(Dataset entries on figures)
========
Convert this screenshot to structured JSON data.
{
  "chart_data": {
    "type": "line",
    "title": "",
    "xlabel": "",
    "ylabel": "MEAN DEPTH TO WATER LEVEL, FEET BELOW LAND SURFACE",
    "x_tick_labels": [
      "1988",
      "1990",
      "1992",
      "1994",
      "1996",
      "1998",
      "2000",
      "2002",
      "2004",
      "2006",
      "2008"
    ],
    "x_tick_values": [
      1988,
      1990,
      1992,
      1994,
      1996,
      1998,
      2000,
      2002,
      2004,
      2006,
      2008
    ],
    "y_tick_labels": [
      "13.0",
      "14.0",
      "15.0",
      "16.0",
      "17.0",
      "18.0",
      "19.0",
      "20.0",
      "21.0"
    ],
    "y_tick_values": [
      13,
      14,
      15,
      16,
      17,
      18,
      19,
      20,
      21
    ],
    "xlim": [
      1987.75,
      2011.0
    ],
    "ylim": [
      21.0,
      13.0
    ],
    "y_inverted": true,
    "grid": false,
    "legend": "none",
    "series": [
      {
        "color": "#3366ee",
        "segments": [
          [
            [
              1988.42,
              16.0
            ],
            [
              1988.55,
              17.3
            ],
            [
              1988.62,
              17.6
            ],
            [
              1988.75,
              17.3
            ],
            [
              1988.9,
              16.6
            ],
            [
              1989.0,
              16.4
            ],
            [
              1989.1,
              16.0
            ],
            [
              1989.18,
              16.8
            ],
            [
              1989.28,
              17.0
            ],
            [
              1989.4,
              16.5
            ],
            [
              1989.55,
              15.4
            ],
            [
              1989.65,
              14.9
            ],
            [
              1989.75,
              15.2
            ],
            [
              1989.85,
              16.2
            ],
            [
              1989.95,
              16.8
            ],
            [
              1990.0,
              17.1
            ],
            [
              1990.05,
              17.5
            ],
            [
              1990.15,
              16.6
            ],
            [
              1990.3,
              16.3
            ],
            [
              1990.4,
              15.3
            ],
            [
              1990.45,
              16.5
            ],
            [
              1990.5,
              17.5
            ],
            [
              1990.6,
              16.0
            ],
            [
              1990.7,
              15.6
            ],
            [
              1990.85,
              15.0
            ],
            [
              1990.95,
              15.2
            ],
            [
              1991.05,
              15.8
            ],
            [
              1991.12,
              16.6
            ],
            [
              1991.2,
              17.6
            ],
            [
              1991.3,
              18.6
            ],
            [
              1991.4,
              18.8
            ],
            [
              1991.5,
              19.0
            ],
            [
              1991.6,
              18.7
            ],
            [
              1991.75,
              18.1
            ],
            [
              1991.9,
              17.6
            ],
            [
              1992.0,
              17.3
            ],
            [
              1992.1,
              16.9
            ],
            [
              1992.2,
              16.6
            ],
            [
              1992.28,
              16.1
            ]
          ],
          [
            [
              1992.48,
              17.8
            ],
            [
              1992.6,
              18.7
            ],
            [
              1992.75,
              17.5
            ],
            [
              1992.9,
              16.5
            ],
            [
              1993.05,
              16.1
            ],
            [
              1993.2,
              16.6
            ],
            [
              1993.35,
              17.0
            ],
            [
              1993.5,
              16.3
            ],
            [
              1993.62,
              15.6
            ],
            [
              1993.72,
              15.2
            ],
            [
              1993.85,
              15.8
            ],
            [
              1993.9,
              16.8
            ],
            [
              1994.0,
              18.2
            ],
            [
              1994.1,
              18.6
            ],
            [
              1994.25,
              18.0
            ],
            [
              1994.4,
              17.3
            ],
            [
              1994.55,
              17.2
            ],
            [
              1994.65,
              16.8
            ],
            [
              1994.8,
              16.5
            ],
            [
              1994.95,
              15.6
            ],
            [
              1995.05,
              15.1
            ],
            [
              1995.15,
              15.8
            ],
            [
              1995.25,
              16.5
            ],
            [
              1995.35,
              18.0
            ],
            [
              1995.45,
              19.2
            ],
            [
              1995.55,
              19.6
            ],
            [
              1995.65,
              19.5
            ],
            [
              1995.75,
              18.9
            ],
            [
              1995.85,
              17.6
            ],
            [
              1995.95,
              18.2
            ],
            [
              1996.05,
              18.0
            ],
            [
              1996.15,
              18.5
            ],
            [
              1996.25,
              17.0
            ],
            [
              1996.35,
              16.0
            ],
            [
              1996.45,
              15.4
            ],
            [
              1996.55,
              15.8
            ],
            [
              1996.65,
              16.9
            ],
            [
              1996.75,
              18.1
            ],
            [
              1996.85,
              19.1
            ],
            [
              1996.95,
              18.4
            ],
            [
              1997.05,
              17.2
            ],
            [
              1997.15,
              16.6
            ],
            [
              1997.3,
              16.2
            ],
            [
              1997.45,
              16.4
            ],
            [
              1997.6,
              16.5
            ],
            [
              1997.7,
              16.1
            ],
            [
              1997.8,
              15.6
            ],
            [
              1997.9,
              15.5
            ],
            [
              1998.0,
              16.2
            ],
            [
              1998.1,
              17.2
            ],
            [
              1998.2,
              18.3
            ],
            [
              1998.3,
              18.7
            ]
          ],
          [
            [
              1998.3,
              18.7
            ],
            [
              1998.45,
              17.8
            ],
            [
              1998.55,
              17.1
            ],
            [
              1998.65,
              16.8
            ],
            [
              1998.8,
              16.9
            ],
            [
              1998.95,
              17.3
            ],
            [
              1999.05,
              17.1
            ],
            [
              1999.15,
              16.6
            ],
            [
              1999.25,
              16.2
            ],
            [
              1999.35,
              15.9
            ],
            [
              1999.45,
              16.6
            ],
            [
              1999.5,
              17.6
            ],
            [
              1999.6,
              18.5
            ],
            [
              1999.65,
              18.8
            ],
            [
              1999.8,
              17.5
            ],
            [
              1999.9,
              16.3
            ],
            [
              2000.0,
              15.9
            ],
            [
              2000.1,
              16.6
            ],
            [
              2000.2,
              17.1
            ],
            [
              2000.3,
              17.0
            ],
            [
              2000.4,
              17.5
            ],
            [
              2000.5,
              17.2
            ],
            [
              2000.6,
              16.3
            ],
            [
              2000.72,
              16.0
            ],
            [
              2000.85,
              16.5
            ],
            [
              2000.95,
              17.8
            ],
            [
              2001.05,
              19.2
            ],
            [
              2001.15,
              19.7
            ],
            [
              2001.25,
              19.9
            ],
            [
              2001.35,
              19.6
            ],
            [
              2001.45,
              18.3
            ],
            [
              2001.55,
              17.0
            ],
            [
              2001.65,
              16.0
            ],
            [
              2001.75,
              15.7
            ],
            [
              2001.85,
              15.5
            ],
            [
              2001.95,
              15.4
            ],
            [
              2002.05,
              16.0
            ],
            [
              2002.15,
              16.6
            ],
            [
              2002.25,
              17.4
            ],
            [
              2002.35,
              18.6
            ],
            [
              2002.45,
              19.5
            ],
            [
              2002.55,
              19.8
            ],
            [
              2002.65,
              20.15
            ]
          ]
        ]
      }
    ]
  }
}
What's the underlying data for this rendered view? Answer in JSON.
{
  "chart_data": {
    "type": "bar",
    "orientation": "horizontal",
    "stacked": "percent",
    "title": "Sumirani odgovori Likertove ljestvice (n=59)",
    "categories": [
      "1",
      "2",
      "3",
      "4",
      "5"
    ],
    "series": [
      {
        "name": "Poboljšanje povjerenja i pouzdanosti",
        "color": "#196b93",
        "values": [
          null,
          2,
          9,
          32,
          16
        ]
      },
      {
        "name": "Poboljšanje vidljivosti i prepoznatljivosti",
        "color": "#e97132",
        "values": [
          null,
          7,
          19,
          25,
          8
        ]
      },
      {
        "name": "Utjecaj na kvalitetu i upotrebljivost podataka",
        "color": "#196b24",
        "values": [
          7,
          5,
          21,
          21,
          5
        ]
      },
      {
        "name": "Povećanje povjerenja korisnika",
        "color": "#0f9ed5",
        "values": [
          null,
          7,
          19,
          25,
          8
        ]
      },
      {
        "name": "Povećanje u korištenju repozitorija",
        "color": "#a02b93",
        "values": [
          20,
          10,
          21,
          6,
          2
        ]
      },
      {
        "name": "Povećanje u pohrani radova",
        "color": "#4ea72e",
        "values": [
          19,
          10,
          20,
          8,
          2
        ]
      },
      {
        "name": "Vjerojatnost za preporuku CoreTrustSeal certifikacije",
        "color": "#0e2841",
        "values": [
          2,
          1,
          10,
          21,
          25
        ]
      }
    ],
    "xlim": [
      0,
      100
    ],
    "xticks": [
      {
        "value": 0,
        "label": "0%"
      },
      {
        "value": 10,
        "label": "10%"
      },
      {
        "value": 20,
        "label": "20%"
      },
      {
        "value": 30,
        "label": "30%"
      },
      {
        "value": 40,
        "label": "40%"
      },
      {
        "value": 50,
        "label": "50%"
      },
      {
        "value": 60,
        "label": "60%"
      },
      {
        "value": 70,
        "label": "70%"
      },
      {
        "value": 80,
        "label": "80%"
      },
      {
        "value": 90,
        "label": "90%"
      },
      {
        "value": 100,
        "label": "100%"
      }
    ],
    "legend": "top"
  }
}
========
Where a line of the material above holds the string "Povećanje", copy that line.

[Response to this task]:
        "name": "Povećanje povjerenja korisnika",
        "name": "Povećanje u korištenju repozitorija",
        "name": "Povećanje u pohrani radova",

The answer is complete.